## Your objective:
Return all lines below containing the word "owned".
**** Exercise inputs
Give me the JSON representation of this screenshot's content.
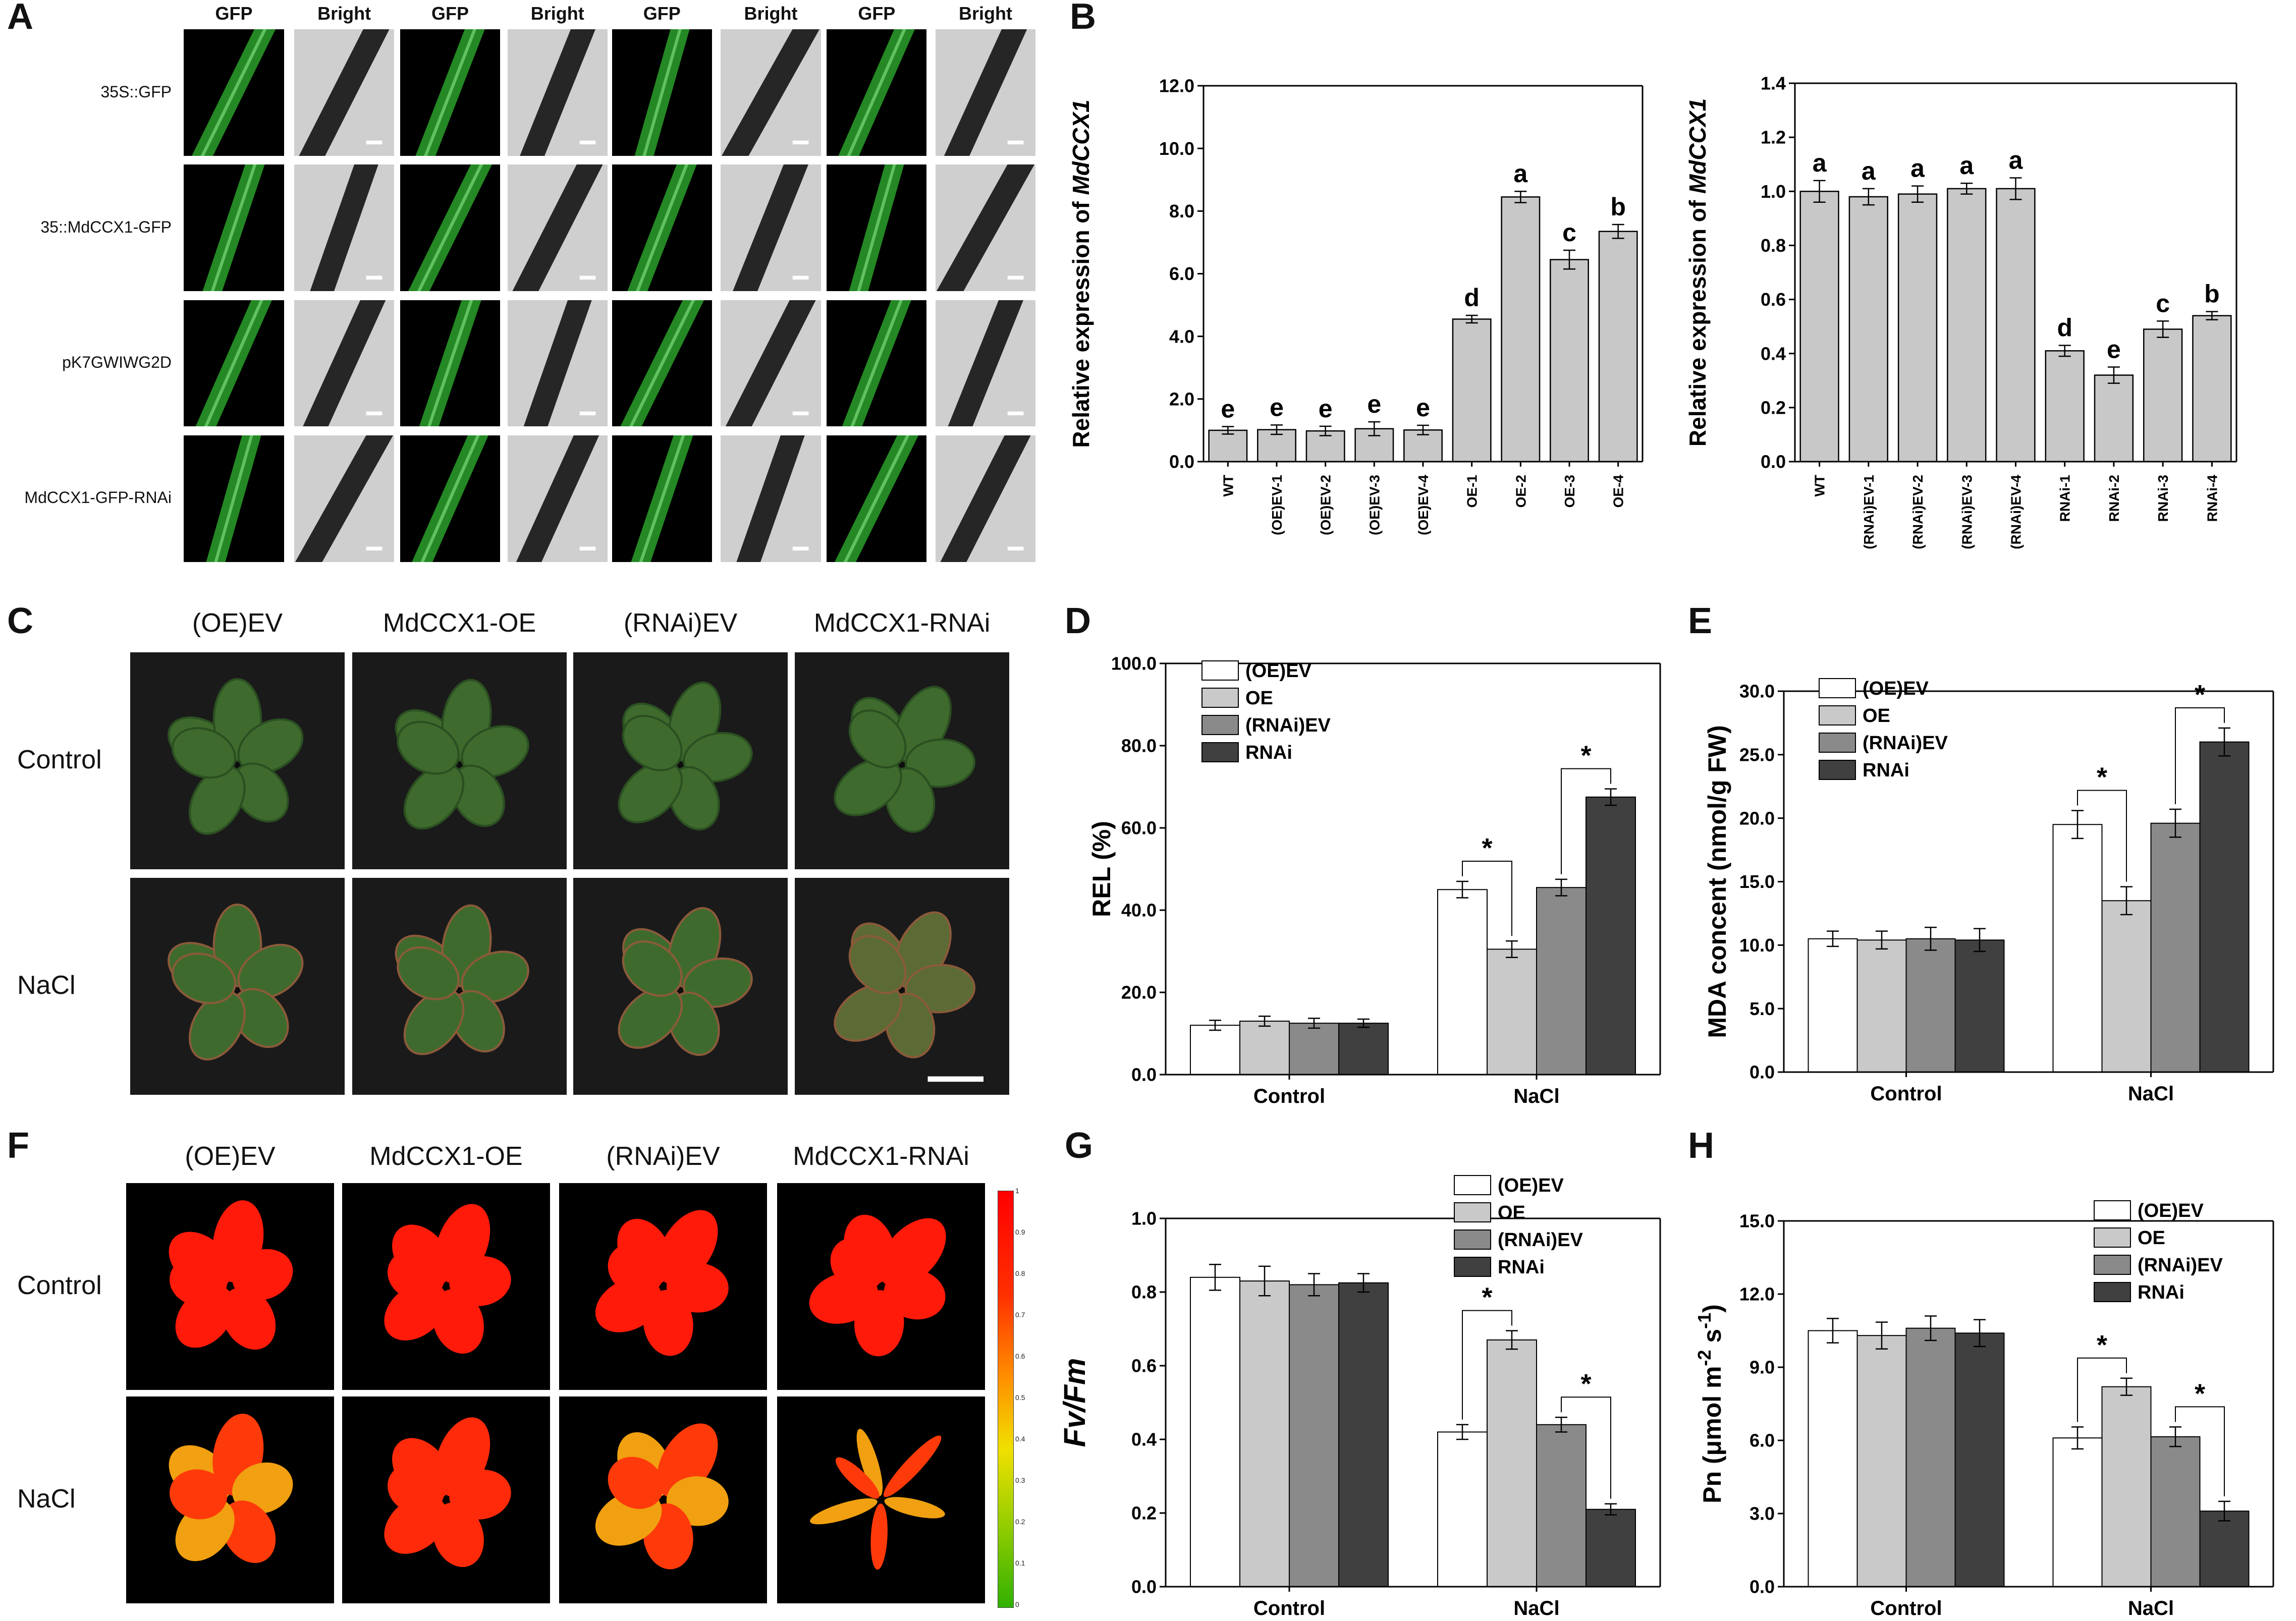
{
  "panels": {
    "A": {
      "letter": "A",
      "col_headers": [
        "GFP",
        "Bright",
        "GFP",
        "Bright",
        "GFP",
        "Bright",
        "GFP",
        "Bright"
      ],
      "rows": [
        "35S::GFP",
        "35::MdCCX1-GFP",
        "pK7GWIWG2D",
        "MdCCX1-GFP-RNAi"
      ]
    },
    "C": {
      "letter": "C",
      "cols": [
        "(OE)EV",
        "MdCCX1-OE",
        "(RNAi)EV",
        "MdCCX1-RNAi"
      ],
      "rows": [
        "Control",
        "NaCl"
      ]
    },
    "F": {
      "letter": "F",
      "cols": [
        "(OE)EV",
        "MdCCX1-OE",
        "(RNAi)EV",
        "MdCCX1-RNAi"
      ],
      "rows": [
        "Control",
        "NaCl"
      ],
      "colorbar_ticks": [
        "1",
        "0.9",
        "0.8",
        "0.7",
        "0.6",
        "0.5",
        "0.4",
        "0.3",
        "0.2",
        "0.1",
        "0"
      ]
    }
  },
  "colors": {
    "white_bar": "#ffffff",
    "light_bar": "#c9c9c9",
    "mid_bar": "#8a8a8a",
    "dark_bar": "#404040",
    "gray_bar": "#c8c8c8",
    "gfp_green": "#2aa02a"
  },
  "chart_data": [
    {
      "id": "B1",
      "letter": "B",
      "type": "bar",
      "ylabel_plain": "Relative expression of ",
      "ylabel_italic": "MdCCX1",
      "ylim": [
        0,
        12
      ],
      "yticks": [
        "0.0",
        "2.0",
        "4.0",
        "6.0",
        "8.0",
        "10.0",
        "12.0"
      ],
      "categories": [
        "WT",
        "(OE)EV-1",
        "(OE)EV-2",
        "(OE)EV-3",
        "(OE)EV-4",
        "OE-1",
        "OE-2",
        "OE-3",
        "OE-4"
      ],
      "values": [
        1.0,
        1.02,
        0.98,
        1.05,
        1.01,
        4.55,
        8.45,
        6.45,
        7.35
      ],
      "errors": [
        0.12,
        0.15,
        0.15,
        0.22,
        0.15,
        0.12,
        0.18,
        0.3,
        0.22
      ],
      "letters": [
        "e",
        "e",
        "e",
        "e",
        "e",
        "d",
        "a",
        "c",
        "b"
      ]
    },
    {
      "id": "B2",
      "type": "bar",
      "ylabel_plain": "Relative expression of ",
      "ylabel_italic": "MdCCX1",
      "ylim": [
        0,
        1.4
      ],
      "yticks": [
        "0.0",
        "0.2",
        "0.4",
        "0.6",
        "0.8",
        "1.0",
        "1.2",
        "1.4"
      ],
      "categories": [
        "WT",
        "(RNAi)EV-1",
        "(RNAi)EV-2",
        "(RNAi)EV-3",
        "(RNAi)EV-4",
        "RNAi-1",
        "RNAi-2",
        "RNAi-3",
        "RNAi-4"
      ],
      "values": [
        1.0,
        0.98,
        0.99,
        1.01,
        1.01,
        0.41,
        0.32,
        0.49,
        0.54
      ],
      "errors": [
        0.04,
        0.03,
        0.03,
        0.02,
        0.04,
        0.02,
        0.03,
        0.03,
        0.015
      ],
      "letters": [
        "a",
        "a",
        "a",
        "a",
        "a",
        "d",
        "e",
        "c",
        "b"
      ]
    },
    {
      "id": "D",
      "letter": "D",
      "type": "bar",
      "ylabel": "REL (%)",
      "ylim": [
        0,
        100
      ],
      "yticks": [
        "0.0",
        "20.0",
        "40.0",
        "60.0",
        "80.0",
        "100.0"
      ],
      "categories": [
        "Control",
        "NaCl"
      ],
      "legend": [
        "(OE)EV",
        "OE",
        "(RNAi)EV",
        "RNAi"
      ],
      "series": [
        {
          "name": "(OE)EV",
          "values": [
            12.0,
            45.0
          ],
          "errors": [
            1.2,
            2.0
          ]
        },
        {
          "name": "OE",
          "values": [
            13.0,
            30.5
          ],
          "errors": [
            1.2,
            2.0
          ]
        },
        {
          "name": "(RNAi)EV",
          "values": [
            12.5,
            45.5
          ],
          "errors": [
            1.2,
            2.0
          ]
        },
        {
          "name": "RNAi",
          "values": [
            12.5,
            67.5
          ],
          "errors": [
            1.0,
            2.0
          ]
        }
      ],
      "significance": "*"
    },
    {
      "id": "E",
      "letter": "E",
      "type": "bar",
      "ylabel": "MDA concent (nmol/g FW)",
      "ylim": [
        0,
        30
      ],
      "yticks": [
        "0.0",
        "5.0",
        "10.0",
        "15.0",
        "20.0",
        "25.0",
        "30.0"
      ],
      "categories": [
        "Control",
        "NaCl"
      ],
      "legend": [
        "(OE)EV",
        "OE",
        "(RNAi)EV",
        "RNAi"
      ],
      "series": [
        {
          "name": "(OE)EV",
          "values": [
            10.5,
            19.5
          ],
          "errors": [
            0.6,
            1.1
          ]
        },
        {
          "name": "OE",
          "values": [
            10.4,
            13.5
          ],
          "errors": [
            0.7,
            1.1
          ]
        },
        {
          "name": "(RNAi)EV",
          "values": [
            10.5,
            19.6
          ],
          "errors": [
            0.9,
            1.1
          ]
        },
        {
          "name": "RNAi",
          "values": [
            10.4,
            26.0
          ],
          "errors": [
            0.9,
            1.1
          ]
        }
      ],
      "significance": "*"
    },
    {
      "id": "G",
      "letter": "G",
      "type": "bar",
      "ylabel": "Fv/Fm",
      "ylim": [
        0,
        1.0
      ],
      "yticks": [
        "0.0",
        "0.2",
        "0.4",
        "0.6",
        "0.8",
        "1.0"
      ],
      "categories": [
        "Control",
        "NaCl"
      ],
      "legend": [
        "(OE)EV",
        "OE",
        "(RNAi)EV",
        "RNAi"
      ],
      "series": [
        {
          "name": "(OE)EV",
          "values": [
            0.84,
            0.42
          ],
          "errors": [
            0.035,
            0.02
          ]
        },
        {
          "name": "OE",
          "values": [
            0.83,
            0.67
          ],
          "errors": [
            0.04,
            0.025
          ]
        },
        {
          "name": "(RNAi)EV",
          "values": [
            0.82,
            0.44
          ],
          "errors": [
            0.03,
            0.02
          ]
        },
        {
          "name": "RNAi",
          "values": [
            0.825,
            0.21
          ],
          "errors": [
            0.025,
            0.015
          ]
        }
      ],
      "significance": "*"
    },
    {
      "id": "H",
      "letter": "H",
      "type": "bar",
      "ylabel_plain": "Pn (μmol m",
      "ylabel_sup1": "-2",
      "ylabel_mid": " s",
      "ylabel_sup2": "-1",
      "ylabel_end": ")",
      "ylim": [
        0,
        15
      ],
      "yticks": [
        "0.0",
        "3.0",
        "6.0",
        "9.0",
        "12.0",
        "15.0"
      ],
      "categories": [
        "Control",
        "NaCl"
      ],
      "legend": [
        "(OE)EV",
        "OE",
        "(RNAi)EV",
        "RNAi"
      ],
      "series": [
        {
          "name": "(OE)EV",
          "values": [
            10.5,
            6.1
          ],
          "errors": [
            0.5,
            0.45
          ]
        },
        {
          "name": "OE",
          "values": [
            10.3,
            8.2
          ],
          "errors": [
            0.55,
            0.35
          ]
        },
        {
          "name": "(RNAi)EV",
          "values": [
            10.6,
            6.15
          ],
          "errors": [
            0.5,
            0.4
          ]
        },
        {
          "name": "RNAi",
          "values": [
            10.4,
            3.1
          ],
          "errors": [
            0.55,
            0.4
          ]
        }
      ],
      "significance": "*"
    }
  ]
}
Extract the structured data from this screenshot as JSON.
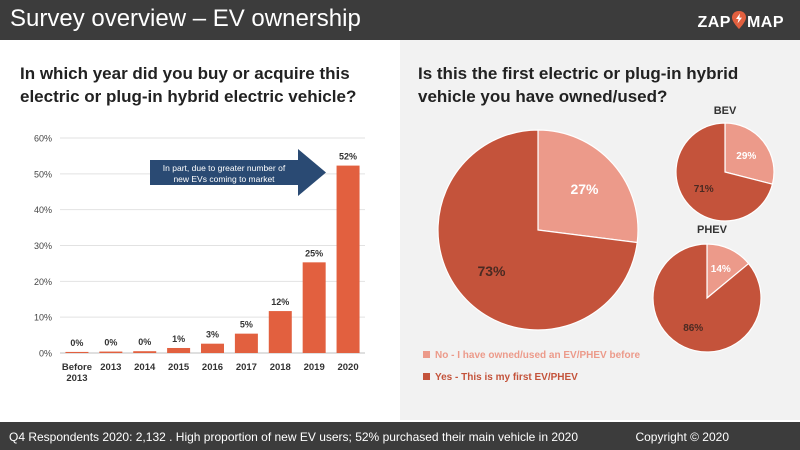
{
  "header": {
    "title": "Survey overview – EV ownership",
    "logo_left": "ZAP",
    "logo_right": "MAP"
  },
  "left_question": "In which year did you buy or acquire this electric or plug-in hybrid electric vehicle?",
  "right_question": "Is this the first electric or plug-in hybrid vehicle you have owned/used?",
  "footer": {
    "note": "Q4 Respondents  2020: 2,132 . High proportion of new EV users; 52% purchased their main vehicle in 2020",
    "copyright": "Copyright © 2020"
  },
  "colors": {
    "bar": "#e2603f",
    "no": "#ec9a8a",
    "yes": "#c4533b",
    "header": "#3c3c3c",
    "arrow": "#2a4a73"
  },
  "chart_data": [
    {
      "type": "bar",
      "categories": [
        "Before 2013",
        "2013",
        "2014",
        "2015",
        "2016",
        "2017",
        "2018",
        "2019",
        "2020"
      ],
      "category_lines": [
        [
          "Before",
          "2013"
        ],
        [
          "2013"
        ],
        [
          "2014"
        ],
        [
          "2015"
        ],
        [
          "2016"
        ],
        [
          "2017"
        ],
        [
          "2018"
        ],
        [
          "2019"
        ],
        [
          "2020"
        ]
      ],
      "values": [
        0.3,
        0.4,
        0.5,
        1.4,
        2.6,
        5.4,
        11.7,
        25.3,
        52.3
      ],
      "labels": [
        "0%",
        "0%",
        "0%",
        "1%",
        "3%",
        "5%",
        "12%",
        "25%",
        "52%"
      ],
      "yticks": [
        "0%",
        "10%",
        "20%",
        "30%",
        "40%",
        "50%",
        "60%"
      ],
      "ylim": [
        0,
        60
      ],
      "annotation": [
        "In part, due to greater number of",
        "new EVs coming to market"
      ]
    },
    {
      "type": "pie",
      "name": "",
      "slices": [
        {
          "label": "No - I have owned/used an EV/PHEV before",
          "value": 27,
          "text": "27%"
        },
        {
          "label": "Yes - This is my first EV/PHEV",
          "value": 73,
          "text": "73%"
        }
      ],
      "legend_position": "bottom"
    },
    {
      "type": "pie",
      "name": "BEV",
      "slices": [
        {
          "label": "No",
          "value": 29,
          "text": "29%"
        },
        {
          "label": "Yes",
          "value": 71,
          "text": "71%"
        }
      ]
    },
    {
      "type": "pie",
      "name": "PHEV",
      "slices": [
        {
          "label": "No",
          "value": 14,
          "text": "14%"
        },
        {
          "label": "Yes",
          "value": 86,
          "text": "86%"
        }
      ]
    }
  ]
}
********
## Result:
  "right_question": "Is this the first electric or plug-in hybrid vehicle you have owned/used?",
          "label": "No - I have owned/used an EV/PHEV before",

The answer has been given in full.